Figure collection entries
** begin **
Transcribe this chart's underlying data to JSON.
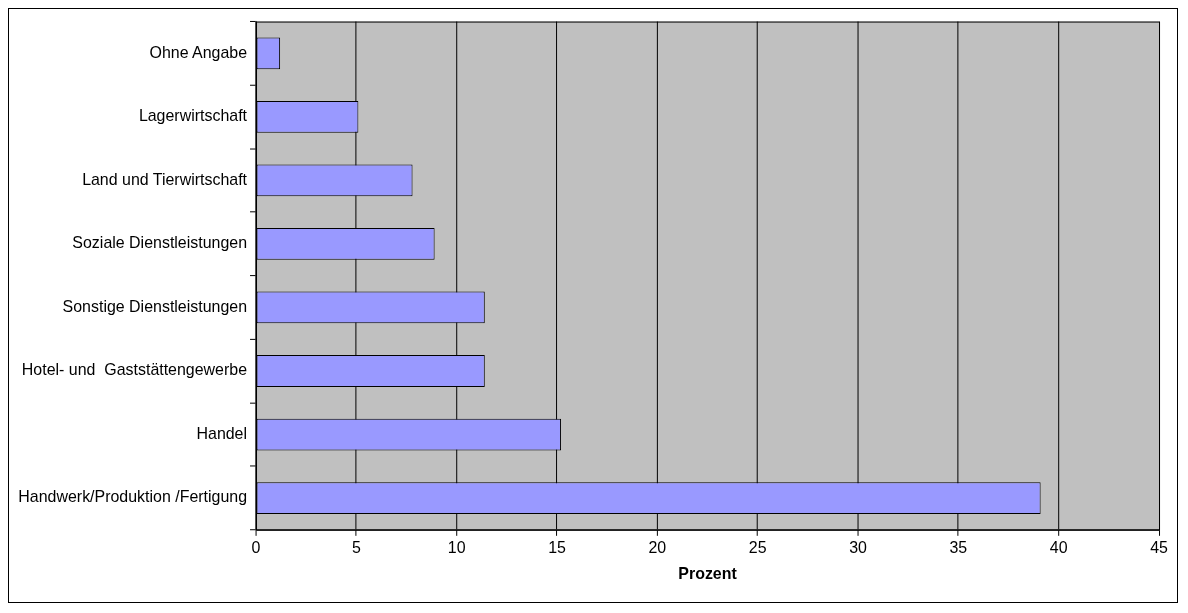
{
  "chart_data": {
    "type": "bar",
    "orientation": "horizontal",
    "xlabel": "Prozent",
    "categories": [
      "Ohne Angabe",
      "Lagerwirtschaft",
      "Land und Tierwirtschaft",
      "Soziale Dienstleistungen",
      "Sonstige Dienstleistungen",
      "Hotel- und  Gaststättengewerbe",
      "Handel",
      "Handwerk/Produktion /Fertigung"
    ],
    "values": [
      1.2,
      5.1,
      7.8,
      8.9,
      11.4,
      11.4,
      15.2,
      39.1
    ],
    "color": "#9999ff",
    "xlim": [
      0,
      45
    ],
    "xticks": [
      0,
      5,
      10,
      15,
      20,
      25,
      30,
      35,
      40,
      45
    ],
    "grid": "x",
    "legend": false
  }
}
** end **
*Exercise objective*
In your copy of the records, include no pictures; repeat everything else exactly.

*Written answer*
Transcribe this chart's underlying data to JSON.
{
  "chart_data": {
    "type": "bar",
    "orientation": "horizontal",
    "xlabel": "Prozent",
    "categories": [
      "Ohne Angabe",
      "Lagerwirtschaft",
      "Land und Tierwirtschaft",
      "Soziale Dienstleistungen",
      "Sonstige Dienstleistungen",
      "Hotel- und  Gaststättengewerbe",
      "Handel",
      "Handwerk/Produktion /Fertigung"
    ],
    "values": [
      1.2,
      5.1,
      7.8,
      8.9,
      11.4,
      11.4,
      15.2,
      39.1
    ],
    "color": "#9999ff",
    "xlim": [
      0,
      45
    ],
    "xticks": [
      0,
      5,
      10,
      15,
      20,
      25,
      30,
      35,
      40,
      45
    ],
    "grid": "x",
    "legend": false
  }
}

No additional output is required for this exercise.